Directive:
Report the number of lines that include "一些建设单位", with no additional text.

============

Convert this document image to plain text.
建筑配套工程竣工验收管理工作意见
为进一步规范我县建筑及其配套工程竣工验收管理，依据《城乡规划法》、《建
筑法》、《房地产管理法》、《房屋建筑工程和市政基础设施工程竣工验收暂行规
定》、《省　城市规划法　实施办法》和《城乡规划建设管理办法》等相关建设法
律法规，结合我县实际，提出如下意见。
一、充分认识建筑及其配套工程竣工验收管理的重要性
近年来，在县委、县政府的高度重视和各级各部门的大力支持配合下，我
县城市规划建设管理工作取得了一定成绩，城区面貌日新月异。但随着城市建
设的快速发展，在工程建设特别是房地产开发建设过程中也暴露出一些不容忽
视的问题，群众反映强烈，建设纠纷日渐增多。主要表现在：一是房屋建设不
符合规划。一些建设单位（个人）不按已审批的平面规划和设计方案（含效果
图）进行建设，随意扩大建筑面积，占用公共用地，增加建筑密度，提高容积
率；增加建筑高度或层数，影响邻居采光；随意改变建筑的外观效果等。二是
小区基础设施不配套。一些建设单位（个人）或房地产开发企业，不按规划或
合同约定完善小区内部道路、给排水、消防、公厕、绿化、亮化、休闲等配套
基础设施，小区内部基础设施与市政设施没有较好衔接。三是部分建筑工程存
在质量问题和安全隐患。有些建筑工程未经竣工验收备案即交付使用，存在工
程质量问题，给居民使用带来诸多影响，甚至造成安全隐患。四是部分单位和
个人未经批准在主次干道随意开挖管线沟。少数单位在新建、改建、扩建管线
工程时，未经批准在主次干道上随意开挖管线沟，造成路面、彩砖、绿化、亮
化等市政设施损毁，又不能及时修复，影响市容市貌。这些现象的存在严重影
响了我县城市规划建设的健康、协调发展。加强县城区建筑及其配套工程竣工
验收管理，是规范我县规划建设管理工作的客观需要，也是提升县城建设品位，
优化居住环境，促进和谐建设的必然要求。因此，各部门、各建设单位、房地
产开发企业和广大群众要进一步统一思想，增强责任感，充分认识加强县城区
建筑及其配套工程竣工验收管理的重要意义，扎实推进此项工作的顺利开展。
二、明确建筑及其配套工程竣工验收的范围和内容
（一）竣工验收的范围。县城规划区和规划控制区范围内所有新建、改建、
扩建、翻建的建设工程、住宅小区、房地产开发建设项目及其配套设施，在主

============

Answer to the exercise:
2